» **WHAT NEEDS TO BE DONE**
Make an exact copy of the records, with the images left out.

━━ DATA LISTING

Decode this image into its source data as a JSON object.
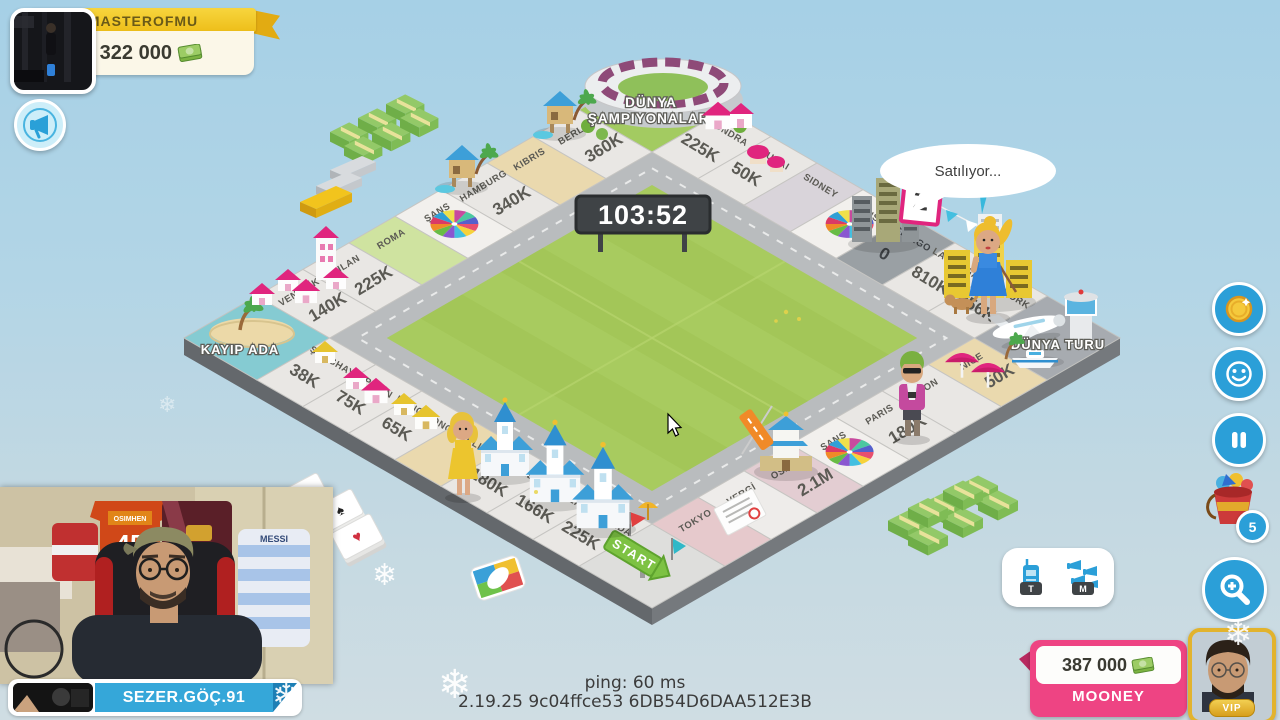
{
  "hud": {
    "top_player": {
      "name": "MASTEROFMU",
      "money": "1 322 000",
      "cash_icon": "green-cash-stack",
      "avatar": "gym-photo"
    },
    "announce_button": {
      "icon": "megaphone"
    },
    "right_toolbar": {
      "coin_button": {
        "icon": "gold-coin"
      },
      "emote_button": {
        "icon": "smiley-face"
      },
      "pause_button": {
        "icon": "pause"
      },
      "toys_button": {
        "icon": "toy-bucket",
        "badge": "5"
      },
      "zoom_button": {
        "icon": "magnifier-plus"
      }
    },
    "voice_buttons": {
      "talk": {
        "icon": "walkie-talkie",
        "label": "T"
      },
      "mute": {
        "icon": "megaphones",
        "label": "M"
      }
    },
    "bottom_player": {
      "name": "MOONEY",
      "money": "387 000",
      "vip_label": "VIP",
      "cash_icon": "green-cash-stack"
    },
    "status_bar": {
      "ping": "ping: 60 ms",
      "version": "2.19.25 9c04ffce53 6DB54D6DAA512E3B"
    }
  },
  "stream": {
    "streamer_name": "SEZER.GÖÇ.91",
    "webcam_jerseys": [
      "OSIMHEN",
      "45",
      "MESSI"
    ]
  },
  "game": {
    "timer": "103:52",
    "speech_bubble": "Satılıyor...",
    "auction_card": "2",
    "board": {
      "corners": {
        "top": {
          "name": "DÜNYA ŞAMPIYONALARI",
          "lines": [
            "DÜNYA",
            "ŞAMPIYONALARI"
          ]
        },
        "left": {
          "name": "KAYIP ADA"
        },
        "bottom": {
          "name": "START"
        },
        "right": {
          "name": "DÜNYA TURU"
        }
      },
      "top_left": [
        {
          "name": "BERLIN",
          "price": "360K",
          "color": "#e9e7e4"
        },
        {
          "name": "KIBRIS",
          "price": "",
          "color": "#ead9ae"
        },
        {
          "name": "HAMBURG",
          "price": "340K",
          "color": "#e9e7e4"
        },
        {
          "name": "ŞANS",
          "price": "",
          "color": "#f2f0ed",
          "wheel": true
        },
        {
          "name": "ROMA",
          "price": "",
          "color": "#cfe3a0"
        },
        {
          "name": "MILAN",
          "price": "225K",
          "color": "#e9e7e4"
        },
        {
          "name": "VENEDİK",
          "price": "140K",
          "color": "#e9e7e4"
        }
      ],
      "top_right": [
        {
          "name": "LONDRA",
          "price": "225K",
          "color": "#e9e7e4"
        },
        {
          "name": "DUBAI",
          "price": "50K",
          "color": "#e9e7e4"
        },
        {
          "name": "SIDNEY",
          "price": "",
          "color": "#d9d4da"
        },
        {
          "name": "ŞANS",
          "price": "",
          "color": "#f2f0ed",
          "wheel": true
        },
        {
          "name": "ŞİKAGO",
          "price": "0",
          "color": "#9aa0a4"
        },
        {
          "name": "LAS VEGAS",
          "price": "810K",
          "color": "#e9e7e4"
        },
        {
          "name": "NEW YORK",
          "price": "856K",
          "color": "#e9e7e4"
        }
      ],
      "bottom_left": [
        {
          "name": "ŞANGHAY",
          "price": "38K",
          "color": "#e9e7e4"
        },
        {
          "name": "PEKİN",
          "price": "75K",
          "color": "#e9e7e4"
        },
        {
          "name": "HONG KONG",
          "price": "65K",
          "color": "#e9e7e4"
        },
        {
          "name": "BALI",
          "price": "",
          "color": "#ead9ae"
        },
        {
          "name": "MADRID",
          "price": "180K",
          "color": "#e9e7e4"
        },
        {
          "name": "SEVILLA",
          "price": "166K",
          "color": "#e9e7e4"
        },
        {
          "name": "GRANADA",
          "price": "225K",
          "color": "#e9e7e4"
        }
      ],
      "bottom_right": [
        {
          "name": "NICE",
          "price": "50K",
          "color": "#ead9ae"
        },
        {
          "name": "LYON",
          "price": "",
          "color": "#e9e7e4"
        },
        {
          "name": "PARIS",
          "price": "180K",
          "color": "#e9e7e4"
        },
        {
          "name": "ŞANS",
          "price": "",
          "color": "#f2f0ed",
          "wheel": true
        },
        {
          "name": "OSAKA",
          "price": "2.1M",
          "color": "#e3cdd2"
        },
        {
          "name": "VERGİ",
          "price": "",
          "color": "#eeecea"
        },
        {
          "name": "TOKYO",
          "price": "",
          "color": "#e6c9cc"
        }
      ]
    }
  },
  "theme": {
    "sky": "#aed3e7",
    "field_green": "#a8cb5f",
    "road_gray": "#b9bcbe",
    "tile_light": "#e9e7e4",
    "sand": "#ead9ae",
    "gold_banner": "#f2c41d",
    "pink_banner": "#ee4483",
    "blue_banner": "#35a7d9",
    "hud_blue": "#2b9fd8",
    "auction_tile_gray": "#9aa0a4",
    "money_green": "#8bc34a"
  }
}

━━━━

» **FINAL RESULT**
Decode this image into its source data as a JSON object.
{
  "hud": {
    "top_player": {
      "name": "MASTEROFMU",
      "money": "1 322 000",
      "cash_icon": "green-cash-stack",
      "avatar": "gym-photo"
    },
    "announce_button": {
      "icon": "megaphone"
    },
    "right_toolbar": {
      "coin_button": {
        "icon": "gold-coin"
      },
      "emote_button": {
        "icon": "smiley-face"
      },
      "pause_button": {
        "icon": "pause"
      },
      "toys_button": {
        "icon": "toy-bucket",
        "badge": "5"
      },
      "zoom_button": {
        "icon": "magnifier-plus"
      }
    },
    "voice_buttons": {
      "talk": {
        "icon": "walkie-talkie",
        "label": "T"
      },
      "mute": {
        "icon": "megaphones",
        "label": "M"
      }
    },
    "bottom_player": {
      "name": "MOONEY",
      "money": "387 000",
      "vip_label": "VIP",
      "cash_icon": "green-cash-stack"
    },
    "status_bar": {
      "ping": "ping: 60 ms",
      "version": "2.19.25 9c04ffce53 6DB54D6DAA512E3B"
    }
  },
  "stream": {
    "streamer_name": "SEZER.GÖÇ.91",
    "webcam_jerseys": [
      "OSIMHEN",
      "45",
      "MESSI"
    ]
  },
  "game": {
    "timer": "103:52",
    "speech_bubble": "Satılıyor...",
    "auction_card": "2",
    "board": {
      "corners": {
        "top": {
          "name": "DÜNYA ŞAMPIYONALARI",
          "lines": [
            "DÜNYA",
            "ŞAMPIYONALARI"
          ]
        },
        "left": {
          "name": "KAYIP ADA"
        },
        "bottom": {
          "name": "START"
        },
        "right": {
          "name": "DÜNYA TURU"
        }
      },
      "top_left": [
        {
          "name": "BERLIN",
          "price": "360K",
          "color": "#e9e7e4"
        },
        {
          "name": "KIBRIS",
          "price": "",
          "color": "#ead9ae"
        },
        {
          "name": "HAMBURG",
          "price": "340K",
          "color": "#e9e7e4"
        },
        {
          "name": "ŞANS",
          "price": "",
          "color": "#f2f0ed",
          "wheel": true
        },
        {
          "name": "ROMA",
          "price": "",
          "color": "#cfe3a0"
        },
        {
          "name": "MILAN",
          "price": "225K",
          "color": "#e9e7e4"
        },
        {
          "name": "VENEDİK",
          "price": "140K",
          "color": "#e9e7e4"
        }
      ],
      "top_right": [
        {
          "name": "LONDRA",
          "price": "225K",
          "color": "#e9e7e4"
        },
        {
          "name": "DUBAI",
          "price": "50K",
          "color": "#e9e7e4"
        },
        {
          "name": "SIDNEY",
          "price": "",
          "color": "#d9d4da"
        },
        {
          "name": "ŞANS",
          "price": "",
          "color": "#f2f0ed",
          "wheel": true
        },
        {
          "name": "ŞİKAGO",
          "price": "0",
          "color": "#9aa0a4"
        },
        {
          "name": "LAS VEGAS",
          "price": "810K",
          "color": "#e9e7e4"
        },
        {
          "name": "NEW YORK",
          "price": "856K",
          "color": "#e9e7e4"
        }
      ],
      "bottom_left": [
        {
          "name": "ŞANGHAY",
          "price": "38K",
          "color": "#e9e7e4"
        },
        {
          "name": "PEKİN",
          "price": "75K",
          "color": "#e9e7e4"
        },
        {
          "name": "HONG KONG",
          "price": "65K",
          "color": "#e9e7e4"
        },
        {
          "name": "BALI",
          "price": "",
          "color": "#ead9ae"
        },
        {
          "name": "MADRID",
          "price": "180K",
          "color": "#e9e7e4"
        },
        {
          "name": "SEVILLA",
          "price": "166K",
          "color": "#e9e7e4"
        },
        {
          "name": "GRANADA",
          "price": "225K",
          "color": "#e9e7e4"
        }
      ],
      "bottom_right": [
        {
          "name": "NICE",
          "price": "50K",
          "color": "#ead9ae"
        },
        {
          "name": "LYON",
          "price": "",
          "color": "#e9e7e4"
        },
        {
          "name": "PARIS",
          "price": "180K",
          "color": "#e9e7e4"
        },
        {
          "name": "ŞANS",
          "price": "",
          "color": "#f2f0ed",
          "wheel": true
        },
        {
          "name": "OSAKA",
          "price": "2.1M",
          "color": "#e3cdd2"
        },
        {
          "name": "VERGİ",
          "price": "",
          "color": "#eeecea"
        },
        {
          "name": "TOKYO",
          "price": "",
          "color": "#e6c9cc"
        }
      ]
    }
  },
  "theme": {
    "sky": "#aed3e7",
    "field_green": "#a8cb5f",
    "road_gray": "#b9bcbe",
    "tile_light": "#e9e7e4",
    "sand": "#ead9ae",
    "gold_banner": "#f2c41d",
    "pink_banner": "#ee4483",
    "blue_banner": "#35a7d9",
    "hud_blue": "#2b9fd8",
    "auction_tile_gray": "#9aa0a4",
    "money_green": "#8bc34a"
  }
}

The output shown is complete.